## [Task description]
Go through the entries one line at a time, and gather every line that has the word "chevron".

## [Data for this exercise]
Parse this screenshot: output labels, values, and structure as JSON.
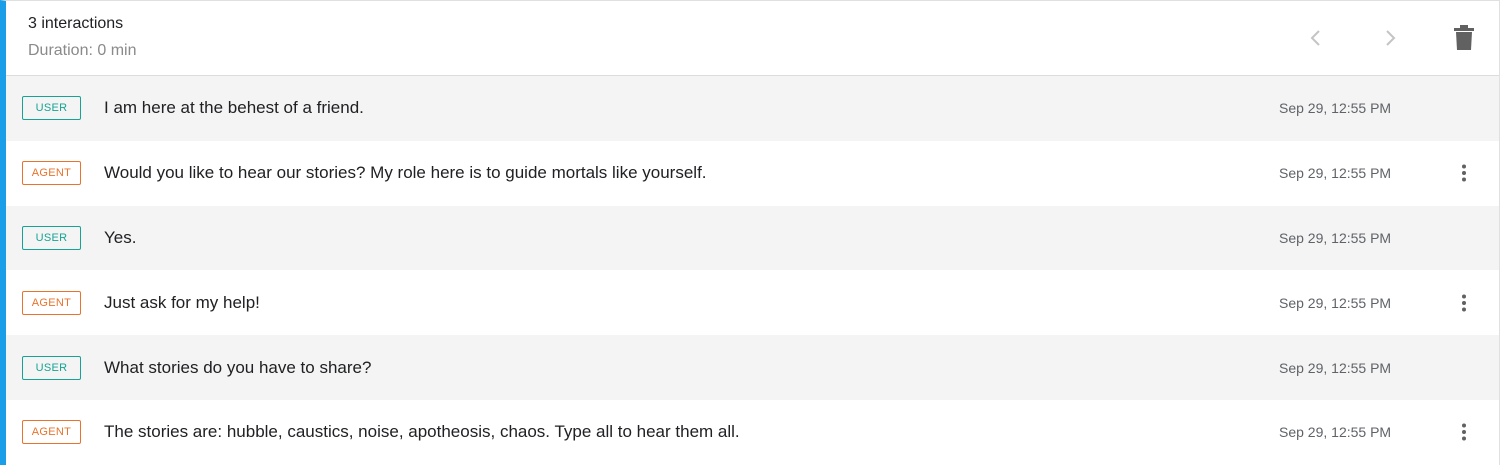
{
  "header": {
    "count": "3 interactions",
    "duration": "Duration: 0 min",
    "prev_icon": "chevron-left-icon",
    "next_icon": "chevron-right-icon",
    "delete_icon": "trash-icon"
  },
  "colors": {
    "accent": "#1a9ee8",
    "user_badge": "#16a394",
    "agent_badge": "#e8732c"
  },
  "rows": [
    {
      "role": "USER",
      "text": "I am here at the behest of a friend.",
      "time": "Sep 29, 12:55 PM"
    },
    {
      "role": "AGENT",
      "text": "Would you like to hear our stories? My role here is to guide mortals like yourself.",
      "time": "Sep 29, 12:55 PM"
    },
    {
      "role": "USER",
      "text": "Yes.",
      "time": "Sep 29, 12:55 PM"
    },
    {
      "role": "AGENT",
      "text": "Just ask for my help!",
      "time": "Sep 29, 12:55 PM"
    },
    {
      "role": "USER",
      "text": "What stories do you have to share?",
      "time": "Sep 29, 12:55 PM"
    },
    {
      "role": "AGENT",
      "text": "The stories are: hubble, caustics, noise, apotheosis, chaos. Type all to hear them all.",
      "time": "Sep 29, 12:55 PM"
    }
  ]
}
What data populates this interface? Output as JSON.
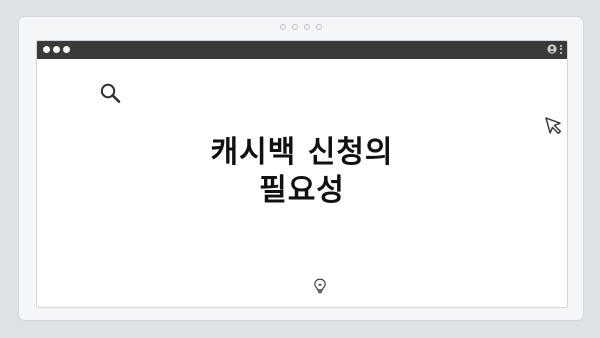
{
  "pager": {
    "dots": 4
  },
  "window": {
    "traffic_lights": 3
  },
  "headline": {
    "line1": "캐시백 신청의",
    "line2": "필요성"
  },
  "icons": {
    "search": "search-icon",
    "cursor": "cursor-icon",
    "bulb": "lightbulb-icon",
    "account": "account-icon",
    "menu": "kebab-menu-icon"
  }
}
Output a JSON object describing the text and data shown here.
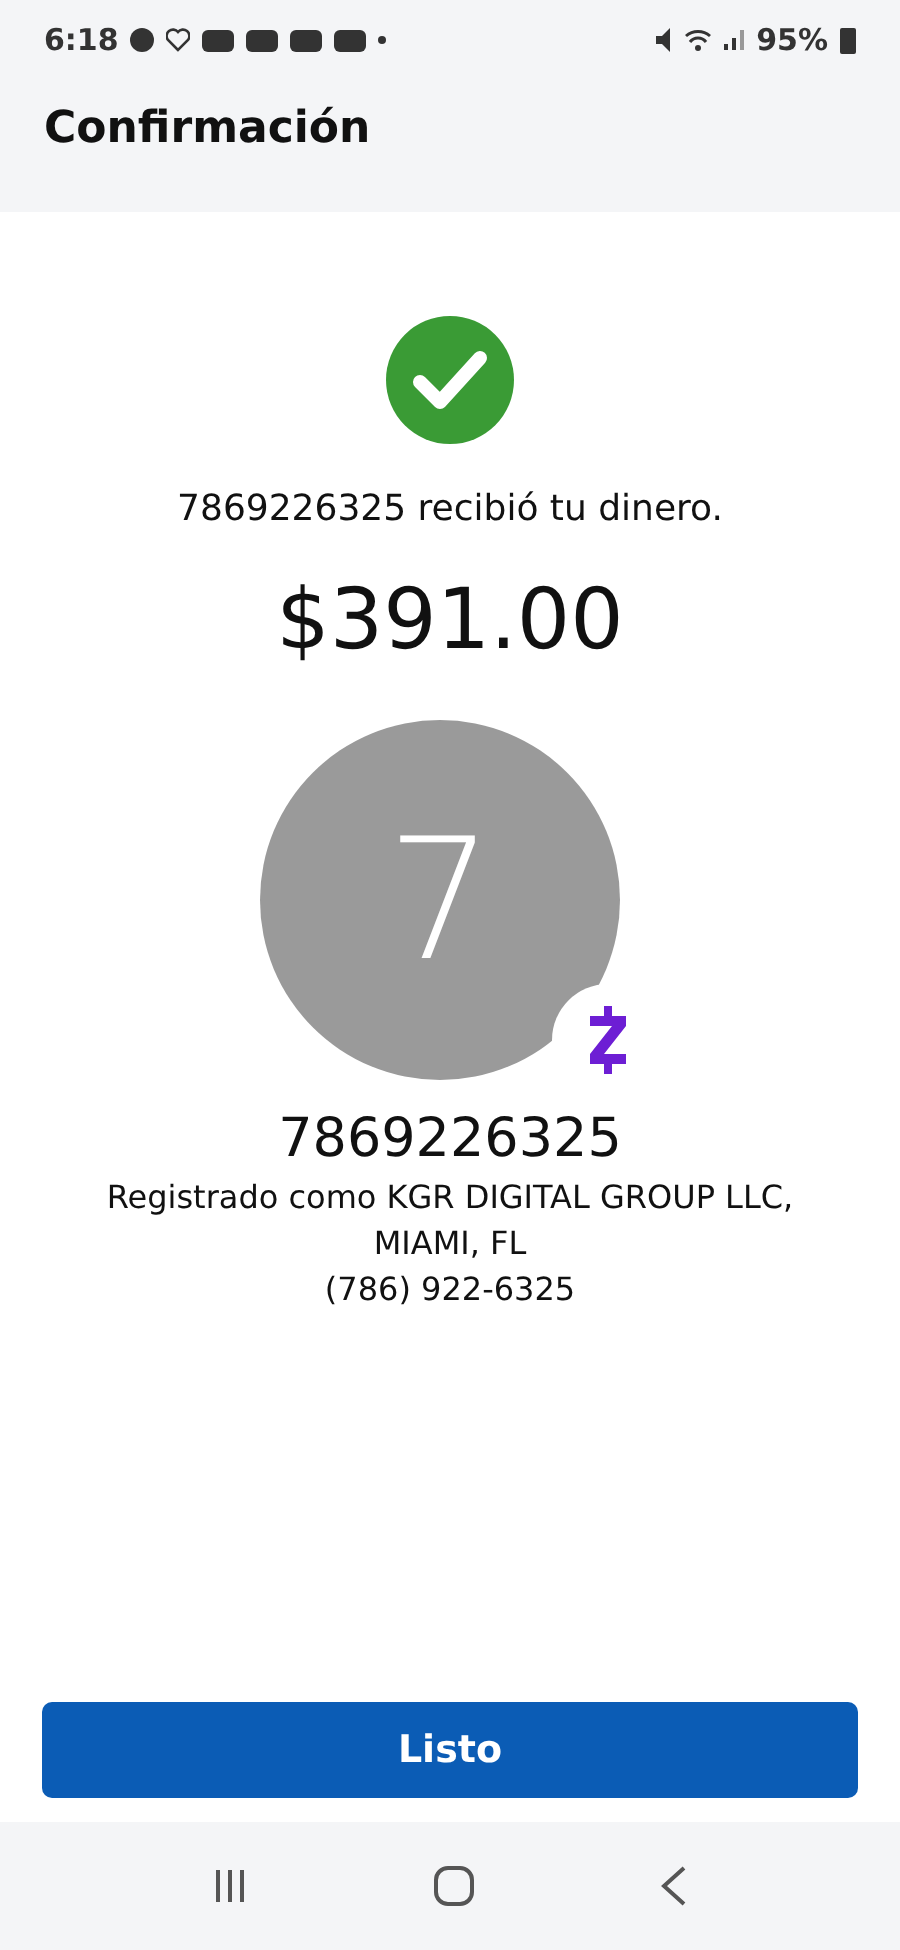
{
  "status_bar": {
    "time": "6:18",
    "battery": "95%"
  },
  "header": {
    "title": "Confirmación"
  },
  "confirmation": {
    "message": "7869226325 recibió tu dinero.",
    "amount": "$391.00"
  },
  "recipient": {
    "initial": "7",
    "name": "7869226325",
    "details": [
      "Registrado como KGR DIGITAL GROUP LLC,",
      "MIAMI, FL",
      "(786) 922-6325"
    ]
  },
  "button": {
    "label": "Listo"
  }
}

## [Answer to this task]
    "prev_icon": "chevron-left-icon",
    "next_icon": "chevron-right-icon",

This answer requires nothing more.